[Records from a dataset]
+--
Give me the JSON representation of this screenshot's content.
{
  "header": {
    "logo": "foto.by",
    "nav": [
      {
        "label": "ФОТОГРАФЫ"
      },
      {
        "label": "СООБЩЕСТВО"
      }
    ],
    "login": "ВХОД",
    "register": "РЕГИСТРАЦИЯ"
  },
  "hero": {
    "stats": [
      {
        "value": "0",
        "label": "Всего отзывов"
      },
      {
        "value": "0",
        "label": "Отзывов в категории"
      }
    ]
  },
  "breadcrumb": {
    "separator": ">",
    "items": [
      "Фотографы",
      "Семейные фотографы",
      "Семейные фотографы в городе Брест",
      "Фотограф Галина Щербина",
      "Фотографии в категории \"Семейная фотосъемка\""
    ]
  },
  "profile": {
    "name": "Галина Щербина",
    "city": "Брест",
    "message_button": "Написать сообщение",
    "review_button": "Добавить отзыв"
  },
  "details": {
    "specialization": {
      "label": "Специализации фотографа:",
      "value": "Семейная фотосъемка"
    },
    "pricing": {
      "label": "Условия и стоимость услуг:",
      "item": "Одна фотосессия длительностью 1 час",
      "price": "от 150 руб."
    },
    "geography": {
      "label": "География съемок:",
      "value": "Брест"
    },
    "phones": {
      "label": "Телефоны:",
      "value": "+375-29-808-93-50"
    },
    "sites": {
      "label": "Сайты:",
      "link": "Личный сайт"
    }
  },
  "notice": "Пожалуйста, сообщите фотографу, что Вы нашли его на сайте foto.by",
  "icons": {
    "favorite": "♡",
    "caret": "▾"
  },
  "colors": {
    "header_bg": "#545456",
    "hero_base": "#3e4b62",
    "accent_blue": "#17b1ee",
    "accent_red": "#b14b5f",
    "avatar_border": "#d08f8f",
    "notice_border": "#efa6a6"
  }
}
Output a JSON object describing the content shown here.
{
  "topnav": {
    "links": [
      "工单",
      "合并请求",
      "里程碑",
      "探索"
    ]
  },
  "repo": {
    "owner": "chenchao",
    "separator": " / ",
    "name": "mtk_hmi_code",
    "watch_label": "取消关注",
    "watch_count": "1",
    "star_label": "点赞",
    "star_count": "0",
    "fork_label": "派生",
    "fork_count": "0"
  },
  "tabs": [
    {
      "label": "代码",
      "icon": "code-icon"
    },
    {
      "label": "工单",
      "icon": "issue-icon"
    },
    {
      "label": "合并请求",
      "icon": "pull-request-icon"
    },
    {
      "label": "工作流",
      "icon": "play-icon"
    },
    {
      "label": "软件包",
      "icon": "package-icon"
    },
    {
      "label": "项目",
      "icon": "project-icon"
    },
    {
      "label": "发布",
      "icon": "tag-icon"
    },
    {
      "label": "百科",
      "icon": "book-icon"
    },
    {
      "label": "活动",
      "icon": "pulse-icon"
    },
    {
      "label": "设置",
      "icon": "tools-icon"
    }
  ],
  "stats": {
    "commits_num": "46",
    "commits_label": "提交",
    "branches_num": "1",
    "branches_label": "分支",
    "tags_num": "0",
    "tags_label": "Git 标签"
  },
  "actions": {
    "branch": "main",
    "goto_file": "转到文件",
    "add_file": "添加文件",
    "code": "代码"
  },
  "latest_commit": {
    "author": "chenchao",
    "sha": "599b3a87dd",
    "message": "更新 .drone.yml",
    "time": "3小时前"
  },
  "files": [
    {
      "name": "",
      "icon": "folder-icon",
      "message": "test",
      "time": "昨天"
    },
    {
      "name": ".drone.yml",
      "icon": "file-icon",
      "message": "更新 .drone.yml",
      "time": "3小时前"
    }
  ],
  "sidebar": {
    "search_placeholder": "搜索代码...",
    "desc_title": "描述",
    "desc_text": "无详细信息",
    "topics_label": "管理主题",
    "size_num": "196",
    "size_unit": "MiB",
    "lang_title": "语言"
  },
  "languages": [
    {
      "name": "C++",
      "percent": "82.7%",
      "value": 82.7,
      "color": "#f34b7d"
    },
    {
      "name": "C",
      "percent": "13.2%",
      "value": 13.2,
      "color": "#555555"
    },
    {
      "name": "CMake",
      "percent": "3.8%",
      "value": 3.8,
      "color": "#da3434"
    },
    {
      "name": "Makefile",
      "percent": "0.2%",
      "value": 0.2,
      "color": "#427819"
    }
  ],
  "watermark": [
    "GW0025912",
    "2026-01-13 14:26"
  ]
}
+--
■ **Exercise instructions**
Return each line in the records that holds the string "Галина".

■ **Answer for this exercise**
      "Фотограф Галина Щербина",
    "name": "Галина Щербина",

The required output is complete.